[Records contained in a dataset]
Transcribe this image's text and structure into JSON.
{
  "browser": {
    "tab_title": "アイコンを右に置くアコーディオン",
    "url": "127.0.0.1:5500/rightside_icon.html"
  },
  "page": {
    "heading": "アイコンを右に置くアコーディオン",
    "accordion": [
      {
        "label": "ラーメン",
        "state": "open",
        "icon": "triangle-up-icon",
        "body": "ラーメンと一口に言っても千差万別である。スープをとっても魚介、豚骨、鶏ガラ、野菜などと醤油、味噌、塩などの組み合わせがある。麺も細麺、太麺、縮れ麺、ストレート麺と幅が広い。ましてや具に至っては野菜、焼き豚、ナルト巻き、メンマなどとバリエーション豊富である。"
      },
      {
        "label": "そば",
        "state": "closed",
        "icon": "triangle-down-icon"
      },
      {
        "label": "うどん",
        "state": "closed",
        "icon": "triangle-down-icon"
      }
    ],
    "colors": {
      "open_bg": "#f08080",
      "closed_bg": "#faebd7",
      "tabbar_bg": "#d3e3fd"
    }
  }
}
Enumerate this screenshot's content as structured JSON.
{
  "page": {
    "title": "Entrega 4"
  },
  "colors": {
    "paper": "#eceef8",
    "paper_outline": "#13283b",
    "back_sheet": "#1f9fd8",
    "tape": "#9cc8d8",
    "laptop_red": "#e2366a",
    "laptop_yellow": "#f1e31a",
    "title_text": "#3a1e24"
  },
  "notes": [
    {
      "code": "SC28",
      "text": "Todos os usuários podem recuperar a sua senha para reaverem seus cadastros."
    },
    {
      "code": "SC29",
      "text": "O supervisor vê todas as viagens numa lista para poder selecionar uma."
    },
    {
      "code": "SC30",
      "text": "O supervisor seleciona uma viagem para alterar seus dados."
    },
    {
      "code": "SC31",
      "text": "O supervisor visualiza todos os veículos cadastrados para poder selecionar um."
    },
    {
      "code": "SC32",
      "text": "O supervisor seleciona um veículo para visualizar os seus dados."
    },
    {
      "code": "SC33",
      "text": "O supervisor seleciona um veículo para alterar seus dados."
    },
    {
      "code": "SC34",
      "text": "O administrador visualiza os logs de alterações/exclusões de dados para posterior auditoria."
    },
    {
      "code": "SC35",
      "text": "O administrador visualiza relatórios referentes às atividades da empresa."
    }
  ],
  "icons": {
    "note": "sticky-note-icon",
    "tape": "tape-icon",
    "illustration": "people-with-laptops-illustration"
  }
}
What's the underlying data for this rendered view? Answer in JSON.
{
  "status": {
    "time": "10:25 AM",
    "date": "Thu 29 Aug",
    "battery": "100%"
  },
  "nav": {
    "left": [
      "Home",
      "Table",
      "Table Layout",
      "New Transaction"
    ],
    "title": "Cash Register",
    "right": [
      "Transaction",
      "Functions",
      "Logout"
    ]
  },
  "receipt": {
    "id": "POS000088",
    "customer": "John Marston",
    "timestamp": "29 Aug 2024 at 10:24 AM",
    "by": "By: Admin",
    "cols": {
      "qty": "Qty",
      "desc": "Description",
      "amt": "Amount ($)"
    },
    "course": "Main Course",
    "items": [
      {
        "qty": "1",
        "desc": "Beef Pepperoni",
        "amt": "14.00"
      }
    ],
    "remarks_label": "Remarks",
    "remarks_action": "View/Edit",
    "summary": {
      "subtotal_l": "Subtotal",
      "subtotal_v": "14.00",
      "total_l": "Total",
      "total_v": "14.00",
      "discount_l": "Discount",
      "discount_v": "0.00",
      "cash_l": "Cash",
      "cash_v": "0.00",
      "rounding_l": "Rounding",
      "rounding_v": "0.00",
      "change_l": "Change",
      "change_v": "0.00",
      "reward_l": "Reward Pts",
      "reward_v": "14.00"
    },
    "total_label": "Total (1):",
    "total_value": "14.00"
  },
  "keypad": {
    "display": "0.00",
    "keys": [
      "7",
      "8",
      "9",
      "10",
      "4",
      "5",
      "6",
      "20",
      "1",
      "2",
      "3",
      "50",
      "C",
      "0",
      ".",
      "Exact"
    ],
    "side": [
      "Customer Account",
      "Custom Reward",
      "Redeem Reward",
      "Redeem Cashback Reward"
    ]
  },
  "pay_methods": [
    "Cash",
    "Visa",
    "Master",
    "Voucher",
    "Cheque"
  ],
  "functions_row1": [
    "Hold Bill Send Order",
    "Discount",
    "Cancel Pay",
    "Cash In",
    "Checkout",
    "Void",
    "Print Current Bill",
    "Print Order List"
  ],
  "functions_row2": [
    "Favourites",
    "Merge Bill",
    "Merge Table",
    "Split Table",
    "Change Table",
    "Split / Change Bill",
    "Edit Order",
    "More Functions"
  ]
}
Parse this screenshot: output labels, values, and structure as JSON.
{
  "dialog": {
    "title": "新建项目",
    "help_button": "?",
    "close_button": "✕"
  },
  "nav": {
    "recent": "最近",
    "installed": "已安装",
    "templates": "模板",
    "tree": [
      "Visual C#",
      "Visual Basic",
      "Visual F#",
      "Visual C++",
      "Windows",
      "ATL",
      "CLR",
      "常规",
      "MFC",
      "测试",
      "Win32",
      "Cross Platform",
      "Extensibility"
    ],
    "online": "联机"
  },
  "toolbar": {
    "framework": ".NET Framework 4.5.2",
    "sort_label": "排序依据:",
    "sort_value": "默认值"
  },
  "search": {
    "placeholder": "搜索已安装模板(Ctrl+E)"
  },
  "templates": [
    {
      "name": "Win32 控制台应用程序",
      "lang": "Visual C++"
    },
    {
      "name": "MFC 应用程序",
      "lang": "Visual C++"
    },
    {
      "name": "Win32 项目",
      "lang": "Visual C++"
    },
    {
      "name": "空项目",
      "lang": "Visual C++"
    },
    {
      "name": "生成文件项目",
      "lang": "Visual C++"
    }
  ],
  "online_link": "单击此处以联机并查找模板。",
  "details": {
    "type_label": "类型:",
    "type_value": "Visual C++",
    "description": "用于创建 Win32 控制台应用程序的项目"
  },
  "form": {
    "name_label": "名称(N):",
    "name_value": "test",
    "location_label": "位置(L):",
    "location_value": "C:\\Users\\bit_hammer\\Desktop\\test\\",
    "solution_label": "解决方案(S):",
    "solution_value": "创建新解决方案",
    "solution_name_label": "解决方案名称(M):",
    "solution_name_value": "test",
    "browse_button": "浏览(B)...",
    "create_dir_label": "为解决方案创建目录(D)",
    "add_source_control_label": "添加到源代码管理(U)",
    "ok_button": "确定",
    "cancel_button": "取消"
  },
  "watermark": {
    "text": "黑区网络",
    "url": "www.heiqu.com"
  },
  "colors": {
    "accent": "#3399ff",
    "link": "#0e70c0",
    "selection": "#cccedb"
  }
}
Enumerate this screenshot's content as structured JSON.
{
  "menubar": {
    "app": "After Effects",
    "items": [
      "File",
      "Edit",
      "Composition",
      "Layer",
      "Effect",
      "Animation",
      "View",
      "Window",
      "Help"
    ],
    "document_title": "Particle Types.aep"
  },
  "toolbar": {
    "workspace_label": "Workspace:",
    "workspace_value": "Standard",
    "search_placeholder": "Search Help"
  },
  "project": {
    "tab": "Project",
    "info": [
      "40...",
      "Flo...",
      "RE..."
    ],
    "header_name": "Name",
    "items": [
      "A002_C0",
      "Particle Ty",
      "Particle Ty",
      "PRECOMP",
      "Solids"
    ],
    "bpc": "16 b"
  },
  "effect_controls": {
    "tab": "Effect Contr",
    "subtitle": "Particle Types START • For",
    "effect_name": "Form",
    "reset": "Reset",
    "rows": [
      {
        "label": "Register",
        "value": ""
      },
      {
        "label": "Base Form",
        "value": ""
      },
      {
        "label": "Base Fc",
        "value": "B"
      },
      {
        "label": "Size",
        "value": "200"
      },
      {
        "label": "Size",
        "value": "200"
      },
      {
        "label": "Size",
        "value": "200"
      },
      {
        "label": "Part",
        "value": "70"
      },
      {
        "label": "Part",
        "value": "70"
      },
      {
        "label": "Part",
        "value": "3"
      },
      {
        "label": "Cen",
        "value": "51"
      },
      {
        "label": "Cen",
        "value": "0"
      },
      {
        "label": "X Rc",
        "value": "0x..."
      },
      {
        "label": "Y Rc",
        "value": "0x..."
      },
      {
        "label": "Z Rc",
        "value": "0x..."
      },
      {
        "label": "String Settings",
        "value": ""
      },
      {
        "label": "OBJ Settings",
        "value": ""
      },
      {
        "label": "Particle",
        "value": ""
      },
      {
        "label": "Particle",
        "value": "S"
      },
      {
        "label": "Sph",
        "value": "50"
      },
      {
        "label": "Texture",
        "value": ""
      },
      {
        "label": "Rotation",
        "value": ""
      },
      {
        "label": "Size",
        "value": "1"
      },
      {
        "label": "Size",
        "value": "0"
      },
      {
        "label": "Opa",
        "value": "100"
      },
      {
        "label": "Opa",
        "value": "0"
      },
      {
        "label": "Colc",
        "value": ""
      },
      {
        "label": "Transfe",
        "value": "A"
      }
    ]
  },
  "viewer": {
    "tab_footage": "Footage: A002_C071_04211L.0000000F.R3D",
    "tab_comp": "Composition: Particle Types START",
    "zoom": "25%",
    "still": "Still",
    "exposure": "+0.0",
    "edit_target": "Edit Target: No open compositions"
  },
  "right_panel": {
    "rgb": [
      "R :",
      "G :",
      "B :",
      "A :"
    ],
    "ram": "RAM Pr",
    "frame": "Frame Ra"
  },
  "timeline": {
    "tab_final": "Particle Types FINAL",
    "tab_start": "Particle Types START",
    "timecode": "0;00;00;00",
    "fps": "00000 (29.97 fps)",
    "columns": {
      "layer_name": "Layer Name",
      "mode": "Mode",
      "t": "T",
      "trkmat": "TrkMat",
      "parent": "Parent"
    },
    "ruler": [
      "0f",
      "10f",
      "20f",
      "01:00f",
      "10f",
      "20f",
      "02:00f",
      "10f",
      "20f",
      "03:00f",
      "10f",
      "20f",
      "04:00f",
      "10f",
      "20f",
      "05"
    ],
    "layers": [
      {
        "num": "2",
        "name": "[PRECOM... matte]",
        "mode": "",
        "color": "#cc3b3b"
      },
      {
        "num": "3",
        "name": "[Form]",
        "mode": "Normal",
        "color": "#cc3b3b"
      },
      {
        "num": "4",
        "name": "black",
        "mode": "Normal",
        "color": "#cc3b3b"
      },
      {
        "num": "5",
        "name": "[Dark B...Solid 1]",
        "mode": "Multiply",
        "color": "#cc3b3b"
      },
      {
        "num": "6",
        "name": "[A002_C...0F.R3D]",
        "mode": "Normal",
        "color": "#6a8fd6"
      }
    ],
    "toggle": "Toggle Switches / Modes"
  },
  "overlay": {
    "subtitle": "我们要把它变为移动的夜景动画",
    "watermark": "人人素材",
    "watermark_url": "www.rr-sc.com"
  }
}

WRITTEN REQUEST
Where a line above contains the word "supervisor", copy that line.

COMPLETE ANSWER
      "text": "O supervisor vê todas as viagens numa lista para poder selecionar uma."
      "text": "O supervisor seleciona uma viagem para alterar seus dados."
      "text": "O supervisor visualiza todos os veículos cadastrados para poder selecionar um."
      "text": "O supervisor seleciona um veículo para visualizar os seus dados."
      "text": "O supervisor seleciona um veículo para alterar seus dados."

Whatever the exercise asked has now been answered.